§ Exercise: Copy out the listing in full, exactly as written, but not its pictures.

╭─ Available records

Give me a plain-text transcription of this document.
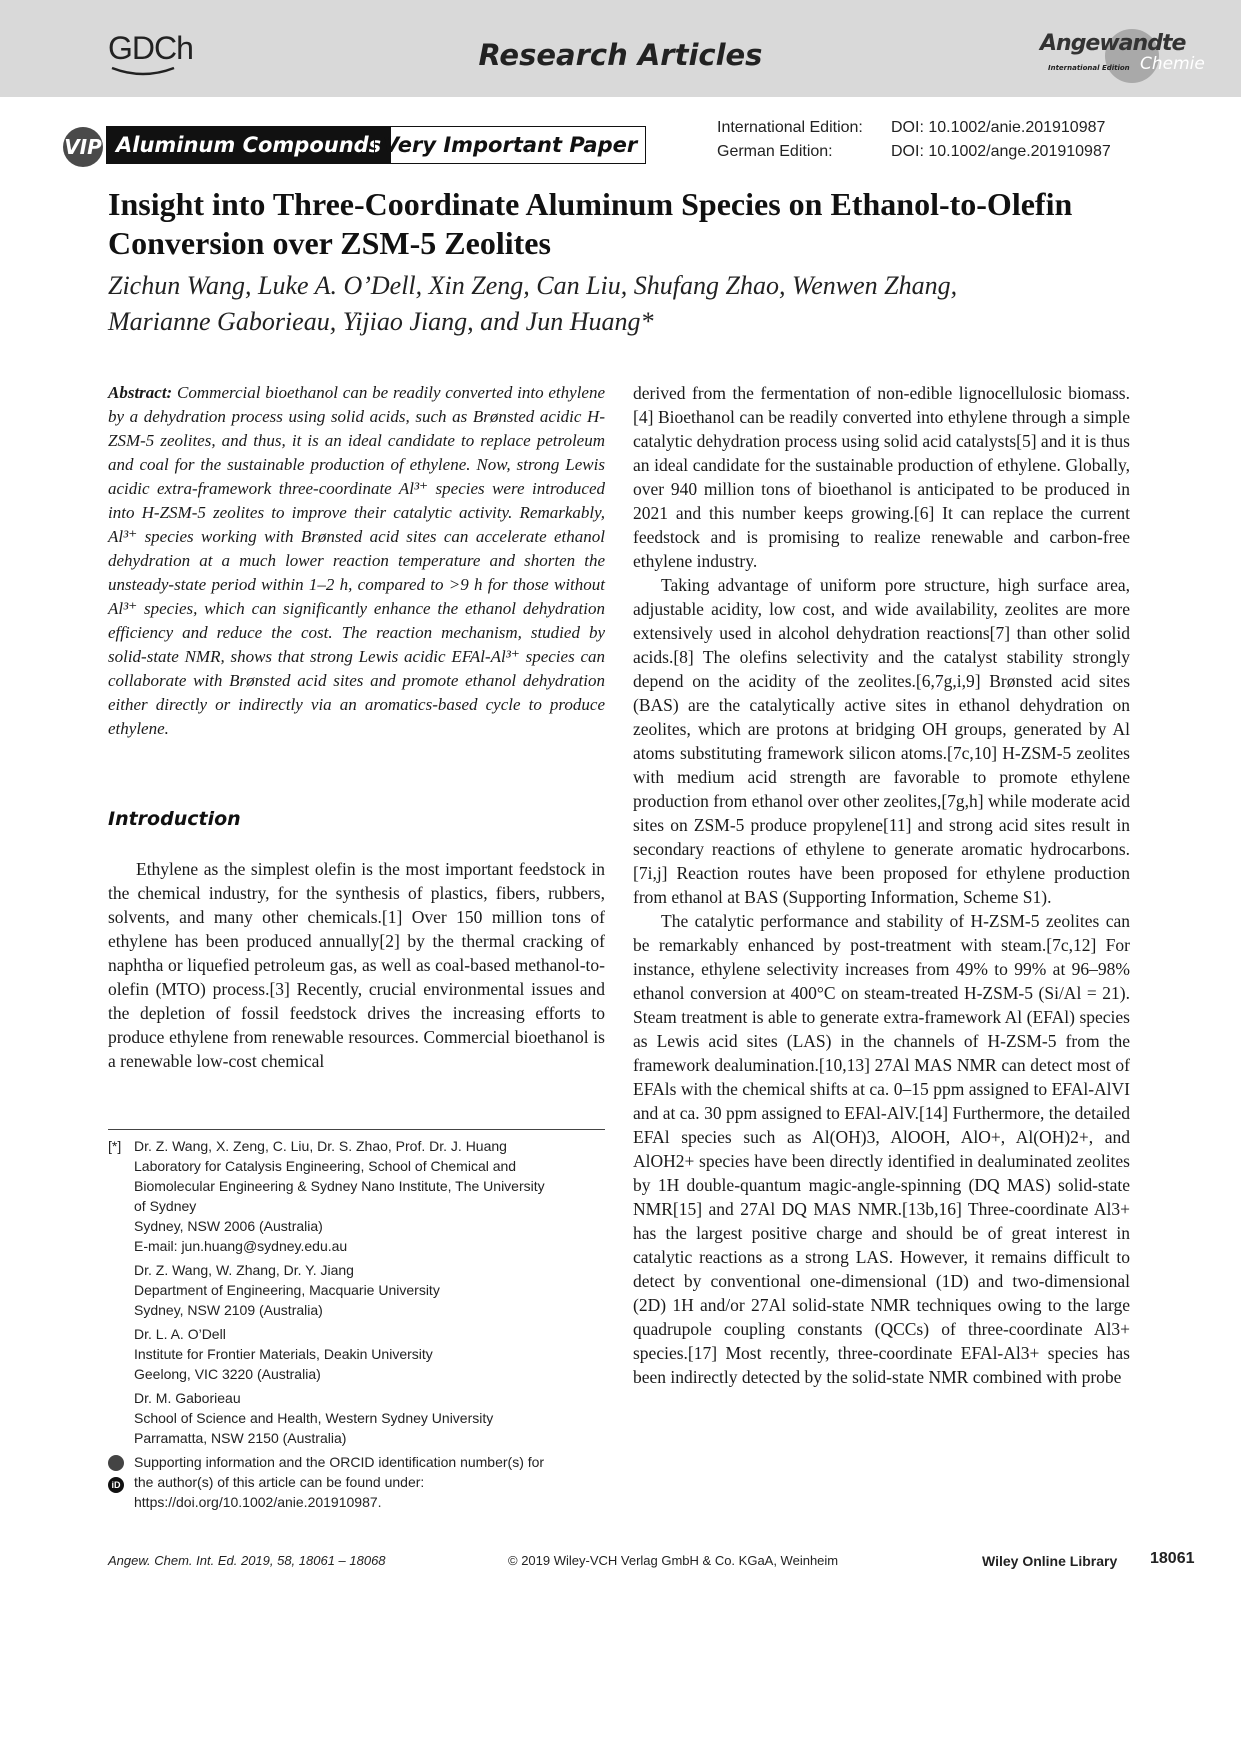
GDCh	Research Articles	Angewandte
International Edition Chemie
VIP Aluminum Compounds Very Important Paper
International Edition: DOI: 10.1002/anie.201910987
German Edition:	DOI: 10.1002/ange.201910987
Insight into Three-Coordinate Aluminum Species on Ethanol-to-Olefin Conversion over ZSM-5 Zeolites
Zichun Wang, Luke A. O’Dell, Xin Zeng, Can Liu, Shufang Zhao, Wenwen Zhang,
Marianne Gaborieau, Yijiao Jiang, and Jun Huang*

Abstract: Commercial bioethanol can be readily converted into ethylene by a dehydration process using solid acids, such as Brønsted acidic H-ZSM-5 zeolites, and thus, it is an ideal candidate to replace petroleum and coal for the sustainable production of ethylene. Now, strong Lewis acidic extra-framework three-coordinate Al³⁺ species were introduced into H-ZSM-5 zeolites to improve their catalytic activity. Remarkably, Al³⁺ species working with Brønsted acid sites can accelerate ethanol dehydration at a much lower reaction temperature and shorten the unsteady-state period within 1–2 h, compared to >9 h for those without Al³⁺ species, which can significantly enhance the ethanol dehydration efficiency and reduce the cost. The reaction mechanism, studied by solid-state NMR, shows that strong Lewis acidic EFAl-Al³⁺ species can collaborate with Brønsted acid sites and promote ethanol dehydration either directly or indirectly via an aromatics-based cycle to produce ethylene.

Introduction

Ethylene as the simplest olefin is the most important feedstock in the chemical industry, for the synthesis of plastics, fibers, rubbers, solvents, and many other chemicals.[1] Over 150 million tons of ethylene has been produced annually[2] by the thermal cracking of naphtha or liquefied petroleum gas, as well as coal-based methanol-to-olefin (MTO) process.[3] Recently, crucial environmental issues and the depletion of fossil feedstock drives the increasing efforts to produce ethylene from renewable resources. Commercial bioethanol is a renewable low-cost chemical

[*] Dr. Z. Wang, X. Zeng, C. Liu, Dr. S. Zhao, Prof. Dr. J. Huang
Laboratory for Catalysis Engineering, School of Chemical and
Biomolecular Engineering & Sydney Nano Institute, The University
of Sydney
Sydney, NSW 2006 (Australia)
E-mail: jun.huang@sydney.edu.au
Dr. Z. Wang, W. Zhang, Dr. Y. Jiang
Department of Engineering, Macquarie University
Sydney, NSW 2109 (Australia)
Dr. L. A. O’Dell
Institute for Frontier Materials, Deakin University
Geelong, VIC 3220 (Australia)
Dr. M. Gaborieau
School of Science and Health, Western Sydney University
Parramatta, NSW 2150 (Australia)
iD
Supporting information and the ORCID identification number(s) for
the author(s) of this article can be found under:
https://doi.org/10.1002/anie.201910987.

derived from the fermentation of non-edible lignocellulosic biomass.[4] Bioethanol can be readily converted into ethylene through a simple catalytic dehydration process using solid acid catalysts[5] and it is thus an ideal candidate for the sustainable production of ethylene. Globally, over 940 million tons of bioethanol is anticipated to be produced in 2021 and this number keeps growing.[6] It can replace the current feedstock and is promising to realize renewable and carbon-free ethylene industry.

Taking advantage of uniform pore structure, high surface area, adjustable acidity, low cost, and wide availability, zeolites are more extensively used in alcohol dehydration reactions[7] than other solid acids.[8] The olefins selectivity and the catalyst stability strongly depend on the acidity of the zeolites.[6,7g,i,9] Brønsted acid sites (BAS) are the catalytically active sites in ethanol dehydration on zeolites, which are protons at bridging OH groups, generated by Al atoms substituting framework silicon atoms.[7c,10] H-ZSM-5 zeolites with medium acid strength are favorable to promote ethylene production from ethanol over other zeolites,[7g,h] while moderate acid sites on ZSM-5 produce propylene[11] and strong acid sites result in secondary reactions of ethylene to generate aromatic hydrocarbons.[7i,j] Reaction routes have been proposed for ethylene production from ethanol at BAS (Supporting Information, Scheme S1).

The catalytic performance and stability of H-ZSM-5 zeolites can be remarkably enhanced by post-treatment with steam.[7c,12] For instance, ethylene selectivity increases from 49% to 99% at 96–98% ethanol conversion at 400°C on steam-treated H-ZSM-5 (Si/Al = 21). Steam treatment is able to generate extra-framework Al (EFAl) species as Lewis acid sites (LAS) in the channels of H-ZSM-5 from the framework dealumination.[10,13] 27Al MAS NMR can detect most of EFAls with the chemical shifts at ca. 0–15 ppm assigned to EFAl-AlVI and at ca. 30 ppm assigned to EFAl-AlV.[14] Furthermore, the detailed EFAl species such as Al(OH)3, AlOOH, AlO+, Al(OH)2+, and AlOH2+ species have been directly identified in dealuminated zeolites by 1H double-quantum magic-angle-spinning (DQ MAS) solid-state NMR[15] and 27Al DQ MAS NMR.[13b,16] Three-coordinate Al3+ has the largest positive charge and should be of great interest in catalytic reactions as a strong LAS. However, it remains difficult to detect by conventional one-dimensional (1D) and two-dimensional (2D) 1H and/or 27Al solid-state NMR techniques owing to the large quadrupole coupling constants (QCCs) of three-coordinate Al3+ species.[17] Most recently, three-coordinate EFAl-Al3+ species has been indirectly detected by the solid-state NMR combined with probe

Angew. Chem. Int. Ed. 2019, 58, 18061 – 18068	© 2019 Wiley-VCH Verlag GmbH & Co. KGaA, Weinheim	Wiley Online Library 18061
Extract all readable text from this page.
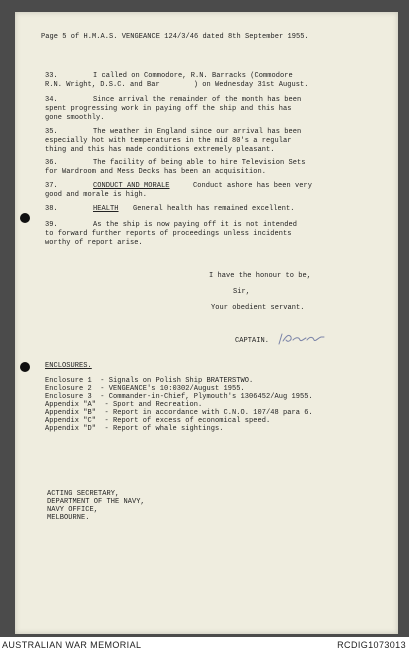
Page 5 of H.M.A.S. VENGEANCE 124/3/46 dated 8th September 1955.
33.	I called on Commodore, R.N. Barracks (Commodore
R.N. Wright, D.S.C. and Bar        ) on Wednesday 31st August.
34.	Since arrival the remainder of the month has been
spent progressing work in paying off the ship and this has
gone smoothly.
35.	The weather in England since our arrival has been
especially hot with temperatures in the mid 80's a regular
thing and this has made conditions extremely pleasant.
36.	The facility of being able to hire Television Sets
for Wardroom and Mess Decks has been an acquisition.
37.	CONDUCT AND MORALE	Conduct ashore has been very
good and morale is high.
38.	HEALTH General health has remained excellent.
39.	As the ship is now paying off it is not intended
to forward further reports of proceedings unless incidents
worthy of report arise.
I have the honour to be,
Sir,
Your obedient servant.
CAPTAIN.
ENCLOSURES.
Enclosure 1  - Signals on Polish Ship BRATERSTWO.
Enclosure 2  - VENGEANCE's 10:0302/August 1955.
Enclosure 3  - Commander-in-Chief, Plymouth's 1306452/Aug 1955.
Appendix "A"  - Sport and Recreation.
Appendix "B"  - Report in accordance with C.N.O. 107/48 para 6.
Appendix "C"  - Report of excess of economical speed.
Appendix "D"  - Report of whale sightings.
ACTING SECRETARY,
DEPARTMENT OF THE NAVY,
NAVY OFFICE,
MELBOURNE.
AUSTRALIAN WAR MEMORIAL	RCDIG1073013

╰─

§ Solved problem:
Give me a plain-text transcription of this document.
GDCh	Research Articles	Angewandte
International Edition Chemie
VIP Aluminum Compounds Very Important Paper
International Edition: DOI: 10.1002/anie.201910987
German Edition:	DOI: 10.1002/ange.201910987
Insight into Three-Coordinate Aluminum Species on Ethanol-to-Olefin Conversion over ZSM-5 Zeolites
Zichun Wang, Luke A. O’Dell, Xin Zeng, Can Liu, Shufang Zhao, Wenwen Zhang,
Marianne Gaborieau, Yijiao Jiang, and Jun Huang*

Abstract: Commercial bioethanol can be readily converted into ethylene by a dehydration process using solid acids, such as Brønsted acidic H-ZSM-5 zeolites, and thus, it is an ideal candidate to replace petroleum and coal for the sustainable production of ethylene. Now, strong Lewis acidic extra-framework three-coordinate Al³⁺ species were introduced into H-ZSM-5 zeolites to improve their catalytic activity. Remarkably, Al³⁺ species working with Brønsted acid sites can accelerate ethanol dehydration at a much lower reaction temperature and shorten the unsteady-state period within 1–2 h, compared to >9 h for those without Al³⁺ species, which can significantly enhance the ethanol dehydration efficiency and reduce the cost. The reaction mechanism, studied by solid-state NMR, shows that strong Lewis acidic EFAl-Al³⁺ species can collaborate with Brønsted acid sites and promote ethanol dehydration either directly or indirectly via an aromatics-based cycle to produce ethylene.

Introduction

Ethylene as the simplest olefin is the most important feedstock in the chemical industry, for the synthesis of plastics, fibers, rubbers, solvents, and many other chemicals.[1] Over 150 million tons of ethylene has been produced annually[2] by the thermal cracking of naphtha or liquefied petroleum gas, as well as coal-based methanol-to-olefin (MTO) process.[3] Recently, crucial environmental issues and the depletion of fossil feedstock drives the increasing efforts to produce ethylene from renewable resources. Commercial bioethanol is a renewable low-cost chemical

[*] Dr. Z. Wang, X. Zeng, C. Liu, Dr. S. Zhao, Prof. Dr. J. Huang
Laboratory for Catalysis Engineering, School of Chemical and
Biomolecular Engineering & Sydney Nano Institute, The University
of Sydney
Sydney, NSW 2006 (Australia)
E-mail: jun.huang@sydney.edu.au
Dr. Z. Wang, W. Zhang, Dr. Y. Jiang
Department of Engineering, Macquarie University
Sydney, NSW 2109 (Australia)
Dr. L. A. O’Dell
Institute for Frontier Materials, Deakin University
Geelong, VIC 3220 (Australia)
Dr. M. Gaborieau
School of Science and Health, Western Sydney University
Parramatta, NSW 2150 (Australia)
iD
Supporting information and the ORCID identification number(s) for
the author(s) of this article can be found under:
https://doi.org/10.1002/anie.201910987.

derived from the fermentation of non-edible lignocellulosic biomass.[4] Bioethanol can be readily converted into ethylene through a simple catalytic dehydration process using solid acid catalysts[5] and it is thus an ideal candidate for the sustainable production of ethylene. Globally, over 940 million tons of bioethanol is anticipated to be produced in 2021 and this number keeps growing.[6] It can replace the current feedstock and is promising to realize renewable and carbon-free ethylene industry.

Taking advantage of uniform pore structure, high surface area, adjustable acidity, low cost, and wide availability, zeolites are more extensively used in alcohol dehydration reactions[7] than other solid acids.[8] The olefins selectivity and the catalyst stability strongly depend on the acidity of the zeolites.[6,7g,i,9] Brønsted acid sites (BAS) are the catalytically active sites in ethanol dehydration on zeolites, which are protons at bridging OH groups, generated by Al atoms substituting framework silicon atoms.[7c,10] H-ZSM-5 zeolites with medium acid strength are favorable to promote ethylene production from ethanol over other zeolites,[7g,h] while moderate acid sites on ZSM-5 produce propylene[11] and strong acid sites result in secondary reactions of ethylene to generate aromatic hydrocarbons.[7i,j] Reaction routes have been proposed for ethylene production from ethanol at BAS (Supporting Information, Scheme S1).

The catalytic performance and stability of H-ZSM-5 zeolites can be remarkably enhanced by post-treatment with steam.[7c,12] For instance, ethylene selectivity increases from 49% to 99% at 96–98% ethanol conversion at 400°C on steam-treated H-ZSM-5 (Si/Al = 21). Steam treatment is able to generate extra-framework Al (EFAl) species as Lewis acid sites (LAS) in the channels of H-ZSM-5 from the framework dealumination.[10,13] 27Al MAS NMR can detect most of EFAls with the chemical shifts at ca. 0–15 ppm assigned to EFAl-AlVI and at ca. 30 ppm assigned to EFAl-AlV.[14] Furthermore, the detailed EFAl species such as Al(OH)3, AlOOH, AlO+, Al(OH)2+, and AlOH2+ species have been directly identified in dealuminated zeolites by 1H double-quantum magic-angle-spinning (DQ MAS) solid-state NMR[15] and 27Al DQ MAS NMR.[13b,16] Three-coordinate Al3+ has the largest positive charge and should be of great interest in catalytic reactions as a strong LAS. However, it remains difficult to detect by conventional one-dimensional (1D) and two-dimensional (2D) 1H and/or 27Al solid-state NMR techniques owing to the large quadrupole coupling constants (QCCs) of three-coordinate Al3+ species.[17] Most recently, three-coordinate EFAl-Al3+ species has been indirectly detected by the solid-state NMR combined with probe

Angew. Chem. Int. Ed. 2019, 58, 18061 – 18068	© 2019 Wiley-VCH Verlag GmbH & Co. KGaA, Weinheim	Wiley Online Library 18061
Extract all readable text from this page.
Page 5 of H.M.A.S. VENGEANCE 124/3/46 dated 8th September 1955.
33.	I called on Commodore, R.N. Barracks (Commodore
R.N. Wright, D.S.C. and Bar        ) on Wednesday 31st August.
34.	Since arrival the remainder of the month has been
spent progressing work in paying off the ship and this has
gone smoothly.
35.	The weather in England since our arrival has been
especially hot with temperatures in the mid 80's a regular
thing and this has made conditions extremely pleasant.
36.	The facility of being able to hire Television Sets
for Wardroom and Mess Decks has been an acquisition.
37.	CONDUCT AND MORALE	Conduct ashore has been very
good and morale is high.
38.	HEALTH General health has remained excellent.
39.	As the ship is now paying off it is not intended
to forward further reports of proceedings unless incidents
worthy of report arise.
I have the honour to be,
Sir,
Your obedient servant.
CAPTAIN.
ENCLOSURES.
Enclosure 1  - Signals on Polish Ship BRATERSTWO.
Enclosure 2  - VENGEANCE's 10:0302/August 1955.
Enclosure 3  - Commander-in-Chief, Plymouth's 1306452/Aug 1955.
Appendix "A"  - Sport and Recreation.
Appendix "B"  - Report in accordance with C.N.O. 107/48 para 6.
Appendix "C"  - Report of excess of economical speed.
Appendix "D"  - Report of whale sightings.
ACTING SECRETARY,
DEPARTMENT OF THE NAVY,
NAVY OFFICE,
MELBOURNE.
AUSTRALIAN WAR MEMORIAL	RCDIG1073013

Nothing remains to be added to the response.